Your task is to transcribe the records exactly, skipping every image.

Collected data entries

--- start ---

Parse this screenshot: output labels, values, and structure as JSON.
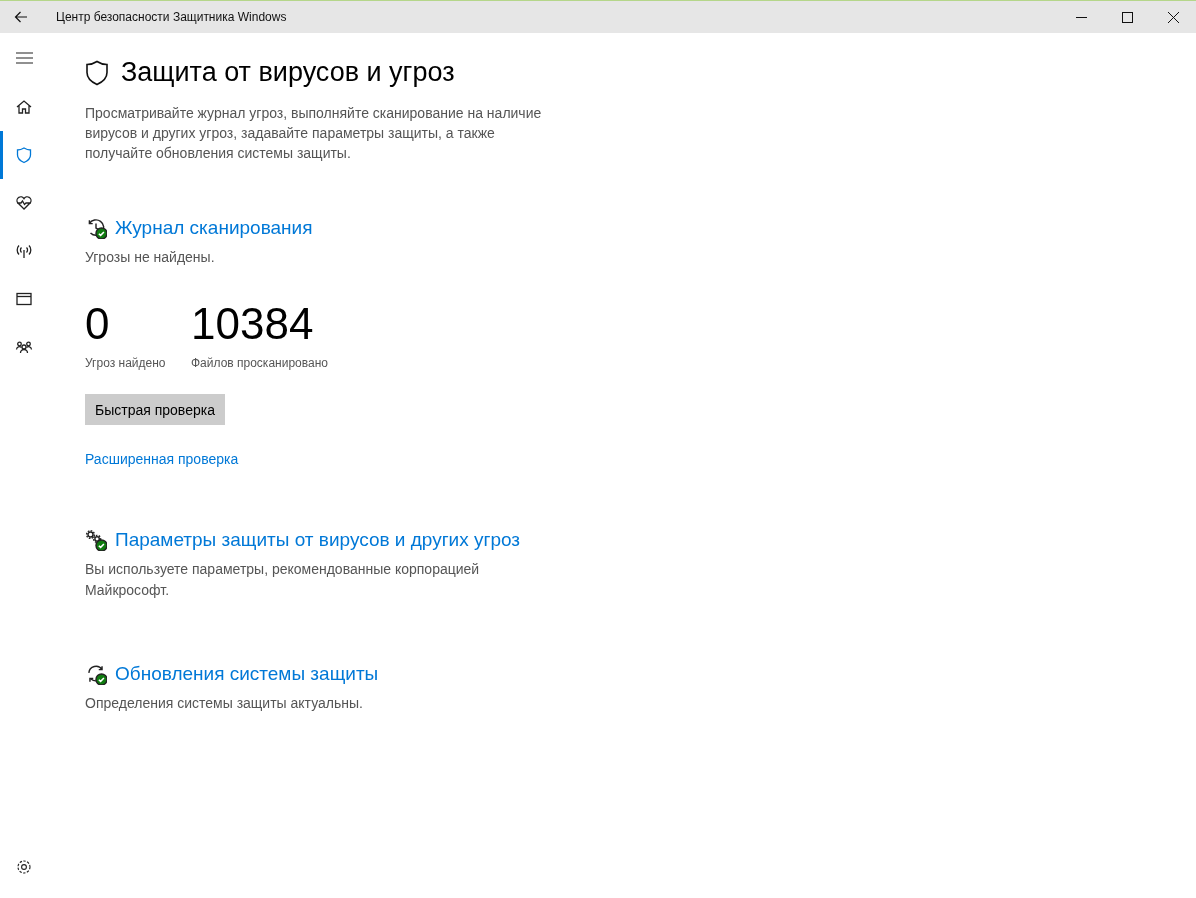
{
  "window": {
    "title": "Центр безопасности Защитника Windows"
  },
  "sidebar": {
    "items": [
      {
        "kind": "home",
        "selected": false
      },
      {
        "kind": "shield",
        "selected": true
      },
      {
        "kind": "health",
        "selected": false
      },
      {
        "kind": "network",
        "selected": false
      },
      {
        "kind": "browser",
        "selected": false
      },
      {
        "kind": "family",
        "selected": false
      }
    ]
  },
  "page": {
    "title": "Защита от вирусов и угроз",
    "description": "Просматривайте журнал угроз, выполняйте сканирование на наличие вирусов и других угроз, задавайте параметры защиты, а также получайте обновления системы защиты."
  },
  "sections": [
    {
      "kind": "history",
      "title": "Журнал сканирования",
      "status": "Угрозы не найдены.",
      "stats": [
        {
          "value": "0",
          "label": "Угроз найдено"
        },
        {
          "value": "10384",
          "label": "Файлов просканировано"
        }
      ],
      "button": "Быстрая проверка",
      "link": "Расширенная проверка"
    },
    {
      "kind": "settings",
      "title": "Параметры защиты от вирусов и других угроз",
      "status": "Вы используете параметры, рекомендованные корпорацией Майкрософт."
    },
    {
      "kind": "update",
      "title": "Обновления системы защиты",
      "status": "Определения системы защиты актуальны."
    }
  ]
}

--- end ---

Exercise answer
Parse this screenshot: output labels, values, and structure as JSON.
{
  "window": {
    "title": "Центр безопасности Защитника Windows"
  },
  "sidebar": {
    "items": [
      {
        "kind": "home",
        "selected": false
      },
      {
        "kind": "shield",
        "selected": true
      },
      {
        "kind": "health",
        "selected": false
      },
      {
        "kind": "network",
        "selected": false
      },
      {
        "kind": "browser",
        "selected": false
      },
      {
        "kind": "family",
        "selected": false
      }
    ]
  },
  "page": {
    "title": "Защита от вирусов и угроз",
    "description": "Просматривайте журнал угроз, выполняйте сканирование на наличие вирусов и других угроз, задавайте параметры защиты, а также получайте обновления системы защиты."
  },
  "sections": [
    {
      "kind": "history",
      "title": "Журнал сканирования",
      "status": "Угрозы не найдены.",
      "stats": [
        {
          "value": "0",
          "label": "Угроз найдено"
        },
        {
          "value": "10384",
          "label": "Файлов просканировано"
        }
      ],
      "button": "Быстрая проверка",
      "link": "Расширенная проверка"
    },
    {
      "kind": "settings",
      "title": "Параметры защиты от вирусов и других угроз",
      "status": "Вы используете параметры, рекомендованные корпорацией Майкрософт."
    },
    {
      "kind": "update",
      "title": "Обновления системы защиты",
      "status": "Определения системы защиты актуальны."
    }
  ]
}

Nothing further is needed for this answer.